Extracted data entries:
-- start --

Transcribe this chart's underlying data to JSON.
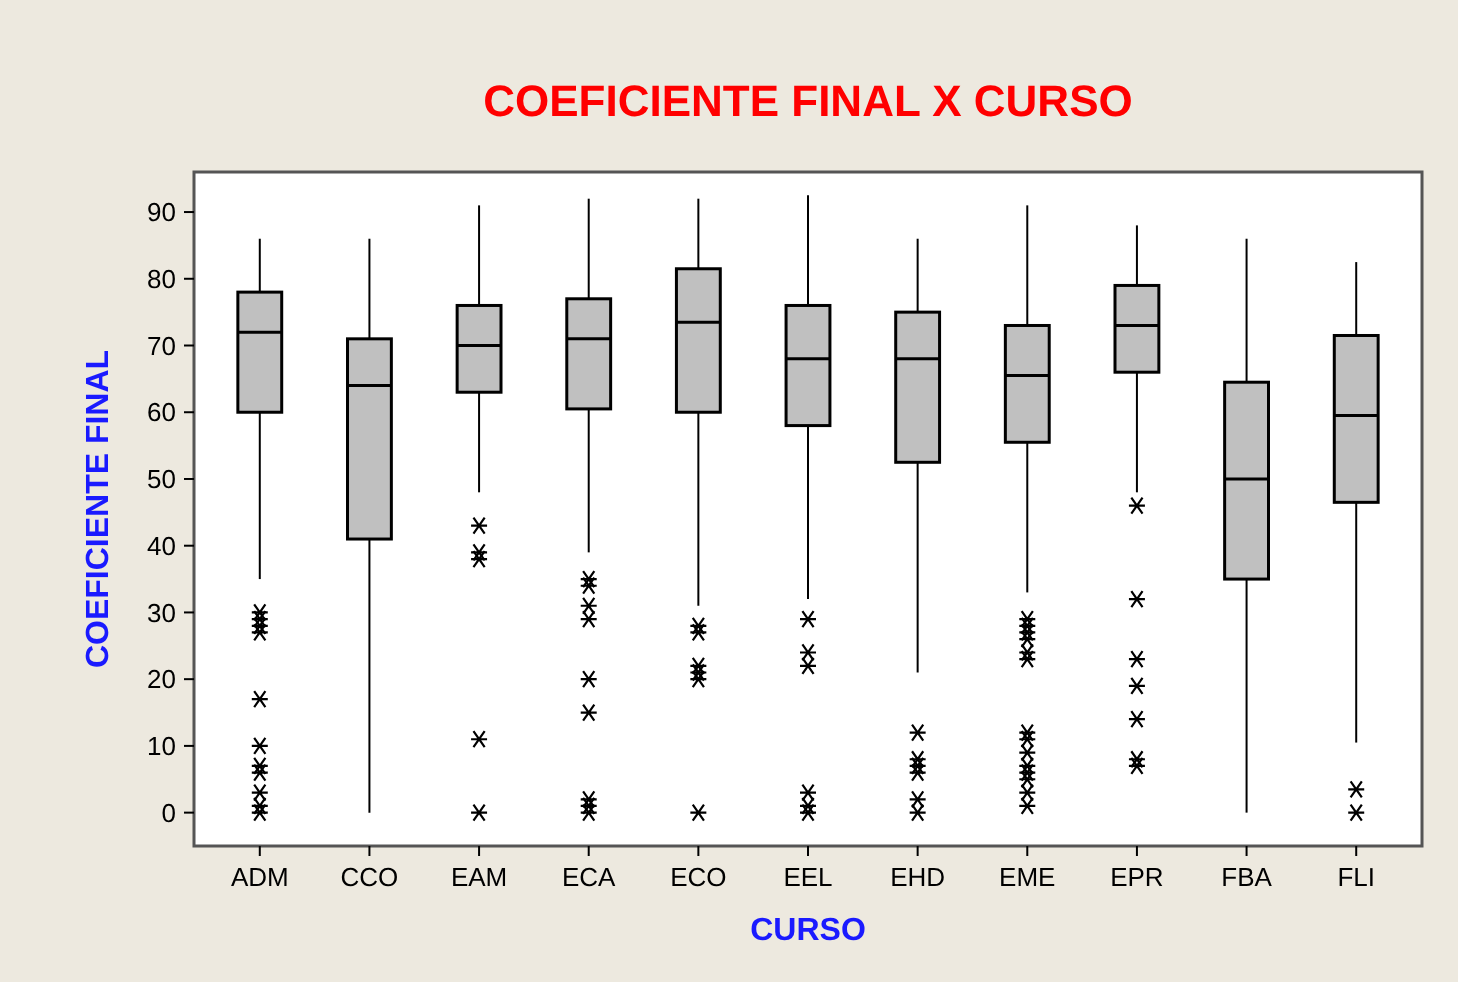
{
  "chart_data": {
    "type": "box",
    "title": "COEFICIENTE FINAL X CURSO",
    "xlabel": "CURSO",
    "ylabel": "COEFICIENTE FINAL",
    "categories": [
      "ADM",
      "CCO",
      "EAM",
      "ECA",
      "ECO",
      "EEL",
      "EHD",
      "EME",
      "EPR",
      "FBA",
      "FLI"
    ],
    "boxes": [
      {
        "low": 35,
        "q1": 60,
        "median": 72,
        "q3": 78,
        "high": 86,
        "outliers": [
          30,
          29,
          28,
          27,
          17,
          10,
          7,
          6,
          3,
          1,
          0
        ]
      },
      {
        "low": 0,
        "q1": 41,
        "median": 64,
        "q3": 71,
        "high": 86
      },
      {
        "low": 48,
        "q1": 63,
        "median": 70,
        "q3": 76,
        "high": 91,
        "outliers": [
          43,
          39,
          38,
          11,
          0
        ]
      },
      {
        "low": 39,
        "q1": 60.5,
        "median": 71,
        "q3": 77,
        "high": 92,
        "outliers": [
          35,
          34,
          31,
          29,
          20,
          15,
          2,
          1,
          0
        ]
      },
      {
        "low": 31,
        "q1": 60,
        "median": 73.5,
        "q3": 81.5,
        "high": 92,
        "outliers": [
          28,
          27,
          22,
          21,
          20,
          0
        ]
      },
      {
        "low": 32,
        "q1": 58,
        "median": 68,
        "q3": 76,
        "high": 92.5,
        "outliers": [
          29,
          24,
          22,
          3,
          1,
          0
        ]
      },
      {
        "low": 21,
        "q1": 52.5,
        "median": 68,
        "q3": 75,
        "high": 86,
        "outliers": [
          12,
          8,
          7,
          6,
          2,
          0
        ]
      },
      {
        "low": 33,
        "q1": 55.5,
        "median": 65.5,
        "q3": 73,
        "high": 91,
        "outliers": [
          29,
          28,
          27,
          26,
          24,
          23,
          12,
          11,
          9,
          7,
          6,
          5,
          3,
          1
        ]
      },
      {
        "low": 48,
        "q1": 66,
        "median": 73,
        "q3": 79,
        "high": 88,
        "outliers": [
          46,
          32,
          23,
          19,
          14,
          8,
          7
        ]
      },
      {
        "low": 0,
        "q1": 35,
        "median": 50,
        "q3": 64.5,
        "high": 86
      },
      {
        "low": 10.5,
        "q1": 46.5,
        "median": 59.5,
        "q3": 71.5,
        "high": 82.5,
        "outliers": [
          3.5,
          0
        ]
      }
    ],
    "color": "#c0c0c0",
    "ylim": [
      -5,
      96
    ],
    "yticks": [
      0,
      10,
      20,
      30,
      40,
      50,
      60,
      70,
      80,
      90
    ],
    "marker": "star"
  }
}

-- end --

-- Work to be completed --
Write down only the number of lines that contain the string "median" in the listing.

-- Finished answer --
11